§ Instruction
Find each line with the word "Shark" and copy it.

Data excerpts

_ _ _ _

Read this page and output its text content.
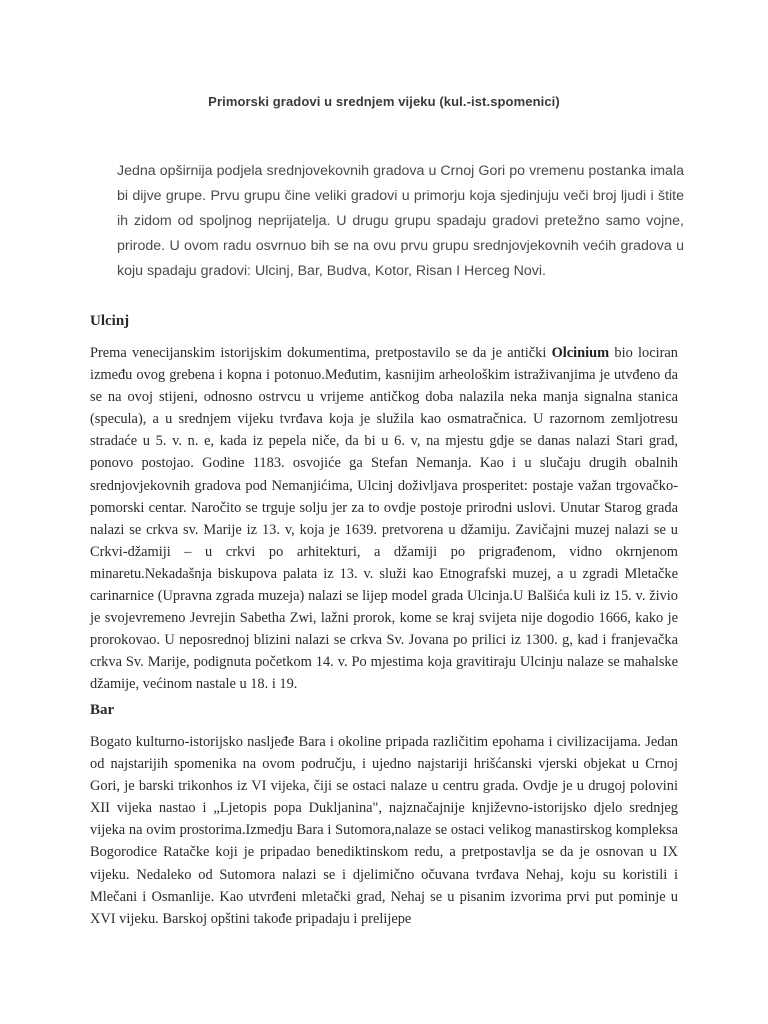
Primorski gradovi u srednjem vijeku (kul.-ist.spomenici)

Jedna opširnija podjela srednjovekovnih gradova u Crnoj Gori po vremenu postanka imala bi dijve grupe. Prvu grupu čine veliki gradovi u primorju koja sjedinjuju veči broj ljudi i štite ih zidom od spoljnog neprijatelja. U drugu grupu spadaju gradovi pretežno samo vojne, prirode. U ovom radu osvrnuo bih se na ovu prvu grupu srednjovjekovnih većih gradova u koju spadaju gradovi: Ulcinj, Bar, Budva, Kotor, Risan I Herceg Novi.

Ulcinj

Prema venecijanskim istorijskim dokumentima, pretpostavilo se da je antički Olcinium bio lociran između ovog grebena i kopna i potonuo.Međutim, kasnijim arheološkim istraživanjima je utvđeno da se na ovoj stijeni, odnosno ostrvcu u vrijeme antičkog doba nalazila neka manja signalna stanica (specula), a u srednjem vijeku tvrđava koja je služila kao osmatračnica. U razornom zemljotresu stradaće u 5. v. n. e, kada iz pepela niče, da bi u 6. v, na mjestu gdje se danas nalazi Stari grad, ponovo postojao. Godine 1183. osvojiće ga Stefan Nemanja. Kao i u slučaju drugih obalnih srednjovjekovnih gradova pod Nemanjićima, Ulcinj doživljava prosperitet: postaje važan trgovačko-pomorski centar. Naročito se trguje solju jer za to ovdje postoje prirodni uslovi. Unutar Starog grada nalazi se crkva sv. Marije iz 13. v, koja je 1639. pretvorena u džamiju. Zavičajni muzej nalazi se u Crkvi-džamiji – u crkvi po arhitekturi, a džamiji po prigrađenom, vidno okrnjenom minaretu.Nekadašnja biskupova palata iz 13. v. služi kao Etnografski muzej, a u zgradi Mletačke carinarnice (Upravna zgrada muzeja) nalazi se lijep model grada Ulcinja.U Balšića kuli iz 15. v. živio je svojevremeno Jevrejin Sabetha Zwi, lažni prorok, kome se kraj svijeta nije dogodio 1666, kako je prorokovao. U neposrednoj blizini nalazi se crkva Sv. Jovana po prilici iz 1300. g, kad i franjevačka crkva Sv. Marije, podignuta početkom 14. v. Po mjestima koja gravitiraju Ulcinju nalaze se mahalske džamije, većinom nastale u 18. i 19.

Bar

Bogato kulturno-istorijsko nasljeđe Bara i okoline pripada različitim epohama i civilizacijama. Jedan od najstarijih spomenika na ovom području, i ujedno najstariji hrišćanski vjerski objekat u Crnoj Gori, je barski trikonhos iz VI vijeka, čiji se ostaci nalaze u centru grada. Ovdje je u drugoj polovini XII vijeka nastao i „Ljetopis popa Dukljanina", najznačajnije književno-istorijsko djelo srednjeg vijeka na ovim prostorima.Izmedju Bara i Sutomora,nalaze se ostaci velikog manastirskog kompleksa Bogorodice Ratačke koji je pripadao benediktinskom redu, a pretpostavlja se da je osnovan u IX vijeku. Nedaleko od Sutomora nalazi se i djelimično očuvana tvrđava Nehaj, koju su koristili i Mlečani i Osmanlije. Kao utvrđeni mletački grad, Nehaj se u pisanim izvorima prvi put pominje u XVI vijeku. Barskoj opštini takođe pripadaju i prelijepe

_ _ _ _

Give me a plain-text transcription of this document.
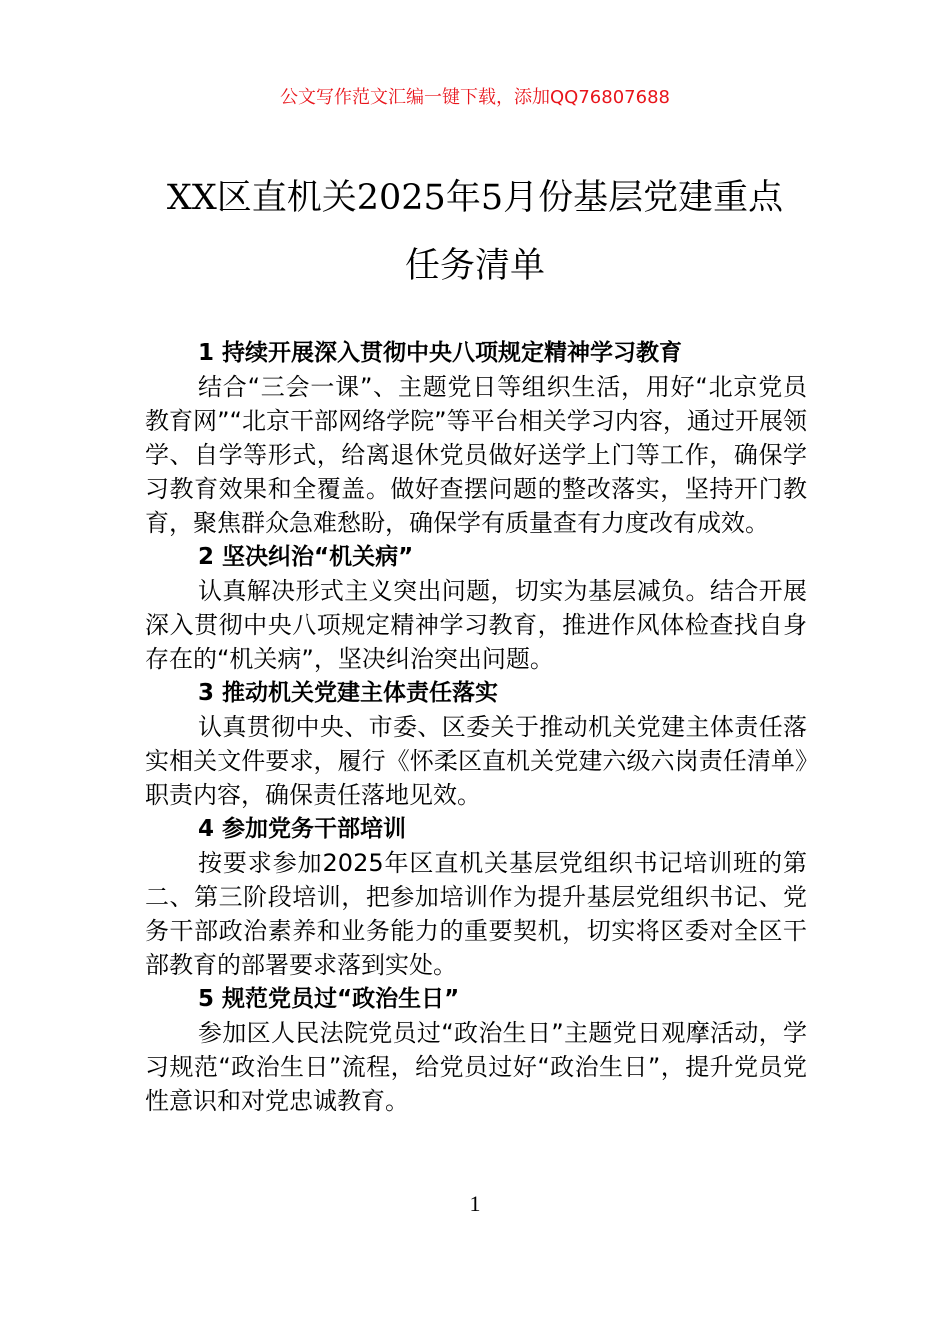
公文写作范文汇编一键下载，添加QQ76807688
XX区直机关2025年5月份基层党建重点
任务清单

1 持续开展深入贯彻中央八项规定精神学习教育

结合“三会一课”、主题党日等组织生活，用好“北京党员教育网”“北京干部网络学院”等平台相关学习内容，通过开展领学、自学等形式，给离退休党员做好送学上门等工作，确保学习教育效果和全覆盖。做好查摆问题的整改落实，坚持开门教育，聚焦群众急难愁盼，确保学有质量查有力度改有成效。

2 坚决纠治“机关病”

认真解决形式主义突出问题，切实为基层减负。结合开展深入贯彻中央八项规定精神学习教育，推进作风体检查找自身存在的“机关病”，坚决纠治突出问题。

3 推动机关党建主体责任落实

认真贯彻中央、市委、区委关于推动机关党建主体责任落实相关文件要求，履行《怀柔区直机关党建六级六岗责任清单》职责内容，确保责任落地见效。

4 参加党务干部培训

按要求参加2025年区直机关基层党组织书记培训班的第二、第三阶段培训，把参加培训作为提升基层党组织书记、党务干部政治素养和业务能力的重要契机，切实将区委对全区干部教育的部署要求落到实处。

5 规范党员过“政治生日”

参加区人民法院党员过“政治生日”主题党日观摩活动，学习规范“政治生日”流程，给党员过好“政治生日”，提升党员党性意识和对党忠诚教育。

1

_ _ _ _

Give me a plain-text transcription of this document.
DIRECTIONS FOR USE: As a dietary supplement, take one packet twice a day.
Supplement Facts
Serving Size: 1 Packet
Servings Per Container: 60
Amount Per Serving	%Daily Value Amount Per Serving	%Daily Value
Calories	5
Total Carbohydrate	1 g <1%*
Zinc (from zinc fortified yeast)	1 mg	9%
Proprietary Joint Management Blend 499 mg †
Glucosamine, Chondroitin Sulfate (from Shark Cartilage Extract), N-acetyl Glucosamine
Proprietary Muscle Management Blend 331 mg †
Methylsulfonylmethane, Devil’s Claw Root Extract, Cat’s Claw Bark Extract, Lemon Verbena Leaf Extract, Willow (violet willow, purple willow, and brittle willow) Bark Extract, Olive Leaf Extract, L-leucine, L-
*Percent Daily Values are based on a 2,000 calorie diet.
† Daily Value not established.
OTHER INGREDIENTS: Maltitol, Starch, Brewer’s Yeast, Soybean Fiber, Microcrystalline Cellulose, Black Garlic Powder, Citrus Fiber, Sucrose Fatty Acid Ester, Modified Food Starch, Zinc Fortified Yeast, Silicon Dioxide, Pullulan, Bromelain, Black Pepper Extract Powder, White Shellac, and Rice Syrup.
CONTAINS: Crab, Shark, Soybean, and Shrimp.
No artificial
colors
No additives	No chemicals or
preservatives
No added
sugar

_ _ _ _

§ Expected output
Glucosamine, Chondroitin Sulfate (from Shark Cartilage Extract), N-acetyl Glucosamine
CONTAINS: Crab, Shark, Soybean, and Shrimp.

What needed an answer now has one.